_Exercise description_
From the material below, list every line containing "name".

_Supplied information_
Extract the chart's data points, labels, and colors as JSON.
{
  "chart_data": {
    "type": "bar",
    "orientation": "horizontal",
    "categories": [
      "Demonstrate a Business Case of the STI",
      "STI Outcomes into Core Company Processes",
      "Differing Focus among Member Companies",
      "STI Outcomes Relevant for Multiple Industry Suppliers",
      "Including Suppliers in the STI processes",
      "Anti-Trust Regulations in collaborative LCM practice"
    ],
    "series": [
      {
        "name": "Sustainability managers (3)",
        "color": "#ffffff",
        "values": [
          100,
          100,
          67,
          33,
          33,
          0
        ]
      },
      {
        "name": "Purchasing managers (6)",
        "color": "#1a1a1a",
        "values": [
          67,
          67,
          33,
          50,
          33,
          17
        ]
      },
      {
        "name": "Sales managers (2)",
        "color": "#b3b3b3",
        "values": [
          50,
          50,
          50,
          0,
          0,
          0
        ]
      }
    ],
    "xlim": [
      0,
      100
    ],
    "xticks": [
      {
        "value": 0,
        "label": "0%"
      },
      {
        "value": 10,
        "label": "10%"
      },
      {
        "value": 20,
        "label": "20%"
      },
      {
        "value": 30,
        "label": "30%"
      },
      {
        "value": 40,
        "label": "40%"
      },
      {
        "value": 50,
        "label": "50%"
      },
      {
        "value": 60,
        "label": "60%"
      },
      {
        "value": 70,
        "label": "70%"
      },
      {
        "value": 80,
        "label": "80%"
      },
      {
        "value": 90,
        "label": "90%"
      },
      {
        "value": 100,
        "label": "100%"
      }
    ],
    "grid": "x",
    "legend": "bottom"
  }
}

_Exercise result_
        "name": "Sustainability managers (3)",
        "name": "Purchasing managers (6)",
        "name": "Sales managers (2)",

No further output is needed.